## Written request
Locate the string "offset" in the records below. Copy every line where it occurs.

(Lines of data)
-- START --
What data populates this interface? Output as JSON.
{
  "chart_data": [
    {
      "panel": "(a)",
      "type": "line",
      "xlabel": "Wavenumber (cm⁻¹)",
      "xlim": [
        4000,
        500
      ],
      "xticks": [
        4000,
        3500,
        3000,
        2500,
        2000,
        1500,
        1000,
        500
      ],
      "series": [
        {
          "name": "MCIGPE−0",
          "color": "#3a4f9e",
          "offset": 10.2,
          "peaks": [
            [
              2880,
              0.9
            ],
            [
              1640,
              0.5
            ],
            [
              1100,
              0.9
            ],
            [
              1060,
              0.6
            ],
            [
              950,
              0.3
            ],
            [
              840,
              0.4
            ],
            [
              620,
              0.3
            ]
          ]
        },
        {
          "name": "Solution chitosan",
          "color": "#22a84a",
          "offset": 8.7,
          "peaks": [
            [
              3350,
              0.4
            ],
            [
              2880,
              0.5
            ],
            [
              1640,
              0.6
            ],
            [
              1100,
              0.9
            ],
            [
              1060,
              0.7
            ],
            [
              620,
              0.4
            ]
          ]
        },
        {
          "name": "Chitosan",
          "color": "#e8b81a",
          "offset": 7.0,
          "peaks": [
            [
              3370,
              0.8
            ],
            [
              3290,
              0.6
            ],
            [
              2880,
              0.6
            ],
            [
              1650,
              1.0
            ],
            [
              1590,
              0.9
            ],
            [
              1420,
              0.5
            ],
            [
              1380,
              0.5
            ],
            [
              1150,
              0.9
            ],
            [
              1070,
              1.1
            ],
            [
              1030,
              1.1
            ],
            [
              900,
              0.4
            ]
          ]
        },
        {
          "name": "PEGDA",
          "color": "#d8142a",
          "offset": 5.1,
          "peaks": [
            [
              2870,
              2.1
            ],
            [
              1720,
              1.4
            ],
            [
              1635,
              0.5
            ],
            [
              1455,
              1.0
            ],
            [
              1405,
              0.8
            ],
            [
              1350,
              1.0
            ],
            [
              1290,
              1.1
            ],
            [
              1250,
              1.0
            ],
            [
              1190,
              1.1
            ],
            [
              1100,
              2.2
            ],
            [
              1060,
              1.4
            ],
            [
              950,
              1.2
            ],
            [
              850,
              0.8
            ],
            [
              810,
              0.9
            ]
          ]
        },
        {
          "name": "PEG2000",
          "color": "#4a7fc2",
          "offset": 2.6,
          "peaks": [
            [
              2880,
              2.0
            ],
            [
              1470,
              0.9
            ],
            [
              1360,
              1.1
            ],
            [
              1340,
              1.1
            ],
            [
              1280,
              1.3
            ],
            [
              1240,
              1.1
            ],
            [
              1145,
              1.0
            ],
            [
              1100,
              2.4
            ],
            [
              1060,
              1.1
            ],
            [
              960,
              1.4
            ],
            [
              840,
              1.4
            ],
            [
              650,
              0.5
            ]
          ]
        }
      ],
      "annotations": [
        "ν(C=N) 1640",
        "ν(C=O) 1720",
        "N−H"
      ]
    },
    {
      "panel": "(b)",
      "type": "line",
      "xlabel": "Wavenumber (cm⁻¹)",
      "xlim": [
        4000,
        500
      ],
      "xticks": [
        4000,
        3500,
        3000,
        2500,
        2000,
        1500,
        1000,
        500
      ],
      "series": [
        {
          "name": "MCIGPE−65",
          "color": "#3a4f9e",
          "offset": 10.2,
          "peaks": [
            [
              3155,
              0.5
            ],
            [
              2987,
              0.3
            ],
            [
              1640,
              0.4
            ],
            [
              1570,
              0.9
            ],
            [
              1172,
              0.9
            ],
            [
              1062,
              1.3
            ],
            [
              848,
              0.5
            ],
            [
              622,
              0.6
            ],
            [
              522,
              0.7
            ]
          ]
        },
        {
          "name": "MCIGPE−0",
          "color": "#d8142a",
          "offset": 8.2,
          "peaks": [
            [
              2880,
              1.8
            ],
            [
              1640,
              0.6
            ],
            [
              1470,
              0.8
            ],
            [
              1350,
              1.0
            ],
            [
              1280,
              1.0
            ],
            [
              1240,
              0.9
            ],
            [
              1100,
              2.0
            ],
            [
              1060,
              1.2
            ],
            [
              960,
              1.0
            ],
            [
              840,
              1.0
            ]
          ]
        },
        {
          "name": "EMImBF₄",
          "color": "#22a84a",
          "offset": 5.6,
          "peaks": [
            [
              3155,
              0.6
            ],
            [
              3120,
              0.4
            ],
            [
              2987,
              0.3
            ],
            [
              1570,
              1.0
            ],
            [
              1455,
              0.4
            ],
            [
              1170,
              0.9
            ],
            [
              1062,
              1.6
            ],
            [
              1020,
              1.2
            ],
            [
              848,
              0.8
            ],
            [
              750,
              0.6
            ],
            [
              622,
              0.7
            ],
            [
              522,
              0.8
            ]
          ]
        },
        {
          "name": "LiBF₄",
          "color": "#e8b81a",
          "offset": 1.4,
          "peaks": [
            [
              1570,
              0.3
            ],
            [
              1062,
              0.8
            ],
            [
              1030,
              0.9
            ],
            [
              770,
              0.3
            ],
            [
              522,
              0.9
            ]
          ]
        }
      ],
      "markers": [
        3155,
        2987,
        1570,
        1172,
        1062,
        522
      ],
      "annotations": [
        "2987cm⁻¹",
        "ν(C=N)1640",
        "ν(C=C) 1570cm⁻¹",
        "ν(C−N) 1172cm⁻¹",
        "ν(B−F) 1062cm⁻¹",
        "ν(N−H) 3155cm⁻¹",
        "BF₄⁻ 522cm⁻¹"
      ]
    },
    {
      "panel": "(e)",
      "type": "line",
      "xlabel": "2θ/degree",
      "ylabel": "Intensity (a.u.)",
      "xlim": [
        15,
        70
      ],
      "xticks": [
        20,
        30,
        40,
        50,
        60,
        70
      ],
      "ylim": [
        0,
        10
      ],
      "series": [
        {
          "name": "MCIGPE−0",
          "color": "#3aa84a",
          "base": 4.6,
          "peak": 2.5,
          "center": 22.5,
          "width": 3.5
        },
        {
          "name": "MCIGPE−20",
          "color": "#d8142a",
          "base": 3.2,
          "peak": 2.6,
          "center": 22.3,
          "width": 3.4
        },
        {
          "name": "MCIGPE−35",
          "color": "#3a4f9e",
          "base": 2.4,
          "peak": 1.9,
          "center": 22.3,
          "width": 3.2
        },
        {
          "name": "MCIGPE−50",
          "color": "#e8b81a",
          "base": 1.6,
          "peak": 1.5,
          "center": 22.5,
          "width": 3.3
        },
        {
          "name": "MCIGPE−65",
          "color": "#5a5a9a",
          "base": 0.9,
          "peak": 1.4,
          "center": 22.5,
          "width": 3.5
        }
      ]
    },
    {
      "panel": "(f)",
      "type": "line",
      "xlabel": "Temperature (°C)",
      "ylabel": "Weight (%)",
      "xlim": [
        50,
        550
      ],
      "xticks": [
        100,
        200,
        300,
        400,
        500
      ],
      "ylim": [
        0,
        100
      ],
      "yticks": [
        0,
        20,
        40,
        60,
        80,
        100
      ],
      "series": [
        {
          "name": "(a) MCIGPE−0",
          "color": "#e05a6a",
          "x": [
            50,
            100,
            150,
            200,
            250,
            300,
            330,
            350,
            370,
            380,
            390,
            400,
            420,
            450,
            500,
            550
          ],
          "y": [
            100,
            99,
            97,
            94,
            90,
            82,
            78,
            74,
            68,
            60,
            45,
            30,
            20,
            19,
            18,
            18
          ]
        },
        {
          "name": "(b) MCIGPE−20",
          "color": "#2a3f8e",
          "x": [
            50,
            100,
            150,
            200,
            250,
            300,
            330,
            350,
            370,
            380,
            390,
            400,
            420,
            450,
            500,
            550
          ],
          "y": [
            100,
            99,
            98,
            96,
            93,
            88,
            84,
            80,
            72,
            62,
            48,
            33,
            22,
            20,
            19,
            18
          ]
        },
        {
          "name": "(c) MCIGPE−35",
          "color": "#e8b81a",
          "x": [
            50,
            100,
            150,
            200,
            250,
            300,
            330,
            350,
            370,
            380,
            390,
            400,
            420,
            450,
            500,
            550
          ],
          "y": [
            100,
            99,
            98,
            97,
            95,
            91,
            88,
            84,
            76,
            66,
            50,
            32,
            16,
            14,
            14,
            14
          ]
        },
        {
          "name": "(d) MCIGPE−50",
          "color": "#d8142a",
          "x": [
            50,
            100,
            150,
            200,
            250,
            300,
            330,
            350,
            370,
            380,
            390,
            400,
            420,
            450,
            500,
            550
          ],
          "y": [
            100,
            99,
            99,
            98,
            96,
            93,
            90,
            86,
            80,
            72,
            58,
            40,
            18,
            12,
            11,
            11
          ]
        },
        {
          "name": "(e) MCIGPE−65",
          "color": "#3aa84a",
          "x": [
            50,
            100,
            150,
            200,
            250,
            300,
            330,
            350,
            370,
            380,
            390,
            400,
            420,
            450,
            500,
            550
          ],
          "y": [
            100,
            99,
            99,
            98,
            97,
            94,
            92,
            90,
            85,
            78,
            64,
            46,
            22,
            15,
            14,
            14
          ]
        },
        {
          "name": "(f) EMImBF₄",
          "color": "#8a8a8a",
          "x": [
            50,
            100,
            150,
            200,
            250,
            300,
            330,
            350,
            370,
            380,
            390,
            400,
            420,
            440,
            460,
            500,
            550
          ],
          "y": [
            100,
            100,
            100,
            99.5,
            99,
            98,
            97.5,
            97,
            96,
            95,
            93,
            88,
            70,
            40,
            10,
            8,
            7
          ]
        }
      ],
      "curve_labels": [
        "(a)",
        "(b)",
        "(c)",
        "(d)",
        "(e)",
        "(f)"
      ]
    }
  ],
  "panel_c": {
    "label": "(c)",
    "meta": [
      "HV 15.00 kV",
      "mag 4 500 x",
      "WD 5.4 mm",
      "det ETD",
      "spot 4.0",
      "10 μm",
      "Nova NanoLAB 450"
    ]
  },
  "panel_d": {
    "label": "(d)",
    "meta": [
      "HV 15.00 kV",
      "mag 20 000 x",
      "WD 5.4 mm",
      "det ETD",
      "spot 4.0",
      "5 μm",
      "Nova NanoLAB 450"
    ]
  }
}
-- END --
## Solution for this task
          "offset": 10.2,
          "offset": 8.7,
          "offset": 7.0,
          "offset": 5.1,
          "offset": 2.6,
          "offset": 10.2,
          "offset": 8.2,
          "offset": 5.6,
          "offset": 1.4,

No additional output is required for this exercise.